# Given request
It is required that all of the data be written out exactly.

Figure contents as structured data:

▬▬▬▬▬▬▬▬▬▬

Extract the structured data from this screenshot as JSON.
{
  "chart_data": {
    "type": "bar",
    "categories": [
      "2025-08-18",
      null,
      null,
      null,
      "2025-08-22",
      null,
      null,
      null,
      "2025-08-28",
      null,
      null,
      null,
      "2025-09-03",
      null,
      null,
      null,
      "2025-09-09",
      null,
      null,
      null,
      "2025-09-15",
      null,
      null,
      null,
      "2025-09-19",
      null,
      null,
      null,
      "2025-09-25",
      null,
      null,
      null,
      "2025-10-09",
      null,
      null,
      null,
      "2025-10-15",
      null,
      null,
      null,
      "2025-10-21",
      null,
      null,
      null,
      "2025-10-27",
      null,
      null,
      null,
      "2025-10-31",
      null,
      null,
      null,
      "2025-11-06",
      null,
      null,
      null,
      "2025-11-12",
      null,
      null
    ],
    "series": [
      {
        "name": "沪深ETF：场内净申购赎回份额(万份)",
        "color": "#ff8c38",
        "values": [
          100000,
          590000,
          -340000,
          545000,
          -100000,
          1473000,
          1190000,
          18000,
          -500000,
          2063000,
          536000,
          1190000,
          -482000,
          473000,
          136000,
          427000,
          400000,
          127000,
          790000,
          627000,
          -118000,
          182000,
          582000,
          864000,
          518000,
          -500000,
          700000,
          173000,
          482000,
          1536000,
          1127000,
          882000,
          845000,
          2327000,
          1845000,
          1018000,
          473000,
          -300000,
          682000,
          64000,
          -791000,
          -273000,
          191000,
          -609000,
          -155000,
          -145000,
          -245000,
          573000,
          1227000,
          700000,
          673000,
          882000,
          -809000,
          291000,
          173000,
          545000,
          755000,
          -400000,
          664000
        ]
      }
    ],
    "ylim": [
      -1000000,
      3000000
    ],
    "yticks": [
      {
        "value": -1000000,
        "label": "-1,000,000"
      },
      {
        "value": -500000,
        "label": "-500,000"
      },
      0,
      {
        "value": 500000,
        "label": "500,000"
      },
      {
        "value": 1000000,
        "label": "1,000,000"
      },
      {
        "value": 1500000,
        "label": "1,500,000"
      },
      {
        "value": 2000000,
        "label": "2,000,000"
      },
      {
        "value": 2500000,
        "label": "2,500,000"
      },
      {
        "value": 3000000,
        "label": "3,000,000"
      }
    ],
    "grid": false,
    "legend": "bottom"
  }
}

▬▬▬▬▬▬▬▬▬▬

# Exercise answer
Extract the structured data from this screenshot as JSON.
{
  "chart_data": {
    "type": "bar",
    "categories": [
      "2025-08-18",
      null,
      null,
      null,
      "2025-08-22",
      null,
      null,
      null,
      "2025-08-28",
      null,
      null,
      null,
      "2025-09-03",
      null,
      null,
      null,
      "2025-09-09",
      null,
      null,
      null,
      "2025-09-15",
      null,
      null,
      null,
      "2025-09-19",
      null,
      null,
      null,
      "2025-09-25",
      null,
      null,
      null,
      "2025-10-09",
      null,
      null,
      null,
      "2025-10-15",
      null,
      null,
      null,
      "2025-10-21",
      null,
      null,
      null,
      "2025-10-27",
      null,
      null,
      null,
      "2025-10-31",
      null,
      null,
      null,
      "2025-11-06",
      null,
      null,
      null,
      "2025-11-12",
      null,
      null
    ],
    "series": [
      {
        "name": "沪深ETF：场内净申购赎回份额(万份)",
        "color": "#ff8c38",
        "values": [
          100000,
          590000,
          -340000,
          545000,
          -100000,
          1473000,
          1190000,
          18000,
          -500000,
          2063000,
          536000,
          1190000,
          -482000,
          473000,
          136000,
          427000,
          400000,
          127000,
          790000,
          627000,
          -118000,
          182000,
          582000,
          864000,
          518000,
          -500000,
          700000,
          173000,
          482000,
          1536000,
          1127000,
          882000,
          845000,
          2327000,
          1845000,
          1018000,
          473000,
          -300000,
          682000,
          64000,
          -791000,
          -273000,
          191000,
          -609000,
          -155000,
          -145000,
          -245000,
          573000,
          1227000,
          700000,
          673000,
          882000,
          -809000,
          291000,
          173000,
          545000,
          755000,
          -400000,
          664000
        ]
      }
    ],
    "ylim": [
      -1000000,
      3000000
    ],
    "yticks": [
      {
        "value": -1000000,
        "label": "-1,000,000"
      },
      {
        "value": -500000,
        "label": "-500,000"
      },
      0,
      {
        "value": 500000,
        "label": "500,000"
      },
      {
        "value": 1000000,
        "label": "1,000,000"
      },
      {
        "value": 1500000,
        "label": "1,500,000"
      },
      {
        "value": 2000000,
        "label": "2,000,000"
      },
      {
        "value": 2500000,
        "label": "2,500,000"
      },
      {
        "value": 3000000,
        "label": "3,000,000"
      }
    ],
    "grid": false,
    "legend": "bottom"
  }
}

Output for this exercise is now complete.